Collection entries
--- START ---

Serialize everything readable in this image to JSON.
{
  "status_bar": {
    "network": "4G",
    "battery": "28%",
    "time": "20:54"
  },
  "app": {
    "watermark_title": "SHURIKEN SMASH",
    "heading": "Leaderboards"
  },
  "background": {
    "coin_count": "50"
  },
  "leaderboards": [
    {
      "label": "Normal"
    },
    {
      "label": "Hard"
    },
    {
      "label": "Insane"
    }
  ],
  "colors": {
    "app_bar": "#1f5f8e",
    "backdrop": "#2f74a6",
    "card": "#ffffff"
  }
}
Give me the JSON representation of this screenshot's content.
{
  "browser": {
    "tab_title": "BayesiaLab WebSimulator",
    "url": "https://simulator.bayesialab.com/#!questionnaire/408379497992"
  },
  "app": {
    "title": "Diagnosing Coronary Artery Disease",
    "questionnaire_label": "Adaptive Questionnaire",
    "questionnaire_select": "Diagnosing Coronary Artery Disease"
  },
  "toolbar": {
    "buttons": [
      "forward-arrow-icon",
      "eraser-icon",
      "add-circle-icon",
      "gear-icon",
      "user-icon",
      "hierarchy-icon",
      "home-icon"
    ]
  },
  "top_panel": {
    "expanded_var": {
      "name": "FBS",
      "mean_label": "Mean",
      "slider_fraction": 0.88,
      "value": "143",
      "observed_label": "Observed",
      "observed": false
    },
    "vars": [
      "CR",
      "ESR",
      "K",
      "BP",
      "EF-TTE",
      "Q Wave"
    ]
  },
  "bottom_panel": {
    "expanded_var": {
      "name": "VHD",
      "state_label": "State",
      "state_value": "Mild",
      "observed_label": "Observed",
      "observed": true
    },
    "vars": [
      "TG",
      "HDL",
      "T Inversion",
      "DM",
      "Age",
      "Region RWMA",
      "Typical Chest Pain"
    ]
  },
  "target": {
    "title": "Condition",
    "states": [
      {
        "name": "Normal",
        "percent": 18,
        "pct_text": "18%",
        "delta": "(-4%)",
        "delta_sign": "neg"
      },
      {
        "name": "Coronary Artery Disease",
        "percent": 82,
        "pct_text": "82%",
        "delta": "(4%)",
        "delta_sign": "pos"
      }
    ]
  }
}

--- END ---

■ Problem details:
All of the entries above need to be reproduced exactly.

■ Result of the exercise:
Serialize everything readable in this image to JSON.
{
  "status_bar": {
    "network": "4G",
    "battery": "28%",
    "time": "20:54"
  },
  "app": {
    "watermark_title": "SHURIKEN SMASH",
    "heading": "Leaderboards"
  },
  "background": {
    "coin_count": "50"
  },
  "leaderboards": [
    {
      "label": "Normal"
    },
    {
      "label": "Hard"
    },
    {
      "label": "Insane"
    }
  ],
  "colors": {
    "app_bar": "#1f5f8e",
    "backdrop": "#2f74a6",
    "card": "#ffffff"
  }
}
Give me the JSON representation of this screenshot's content.
{
  "browser": {
    "tab_title": "BayesiaLab WebSimulator",
    "url": "https://simulator.bayesialab.com/#!questionnaire/408379497992"
  },
  "app": {
    "title": "Diagnosing Coronary Artery Disease",
    "questionnaire_label": "Adaptive Questionnaire",
    "questionnaire_select": "Diagnosing Coronary Artery Disease"
  },
  "toolbar": {
    "buttons": [
      "forward-arrow-icon",
      "eraser-icon",
      "add-circle-icon",
      "gear-icon",
      "user-icon",
      "hierarchy-icon",
      "home-icon"
    ]
  },
  "top_panel": {
    "expanded_var": {
      "name": "FBS",
      "mean_label": "Mean",
      "slider_fraction": 0.88,
      "value": "143",
      "observed_label": "Observed",
      "observed": false
    },
    "vars": [
      "CR",
      "ESR",
      "K",
      "BP",
      "EF-TTE",
      "Q Wave"
    ]
  },
  "bottom_panel": {
    "expanded_var": {
      "name": "VHD",
      "state_label": "State",
      "state_value": "Mild",
      "observed_label": "Observed",
      "observed": true
    },
    "vars": [
      "TG",
      "HDL",
      "T Inversion",
      "DM",
      "Age",
      "Region RWMA",
      "Typical Chest Pain"
    ]
  },
  "target": {
    "title": "Condition",
    "states": [
      {
        "name": "Normal",
        "percent": 18,
        "pct_text": "18%",
        "delta": "(-4%)",
        "delta_sign": "neg"
      },
      {
        "name": "Coronary Artery Disease",
        "percent": 82,
        "pct_text": "82%",
        "delta": "(4%)",
        "delta_sign": "pos"
      }
    ]
  }
}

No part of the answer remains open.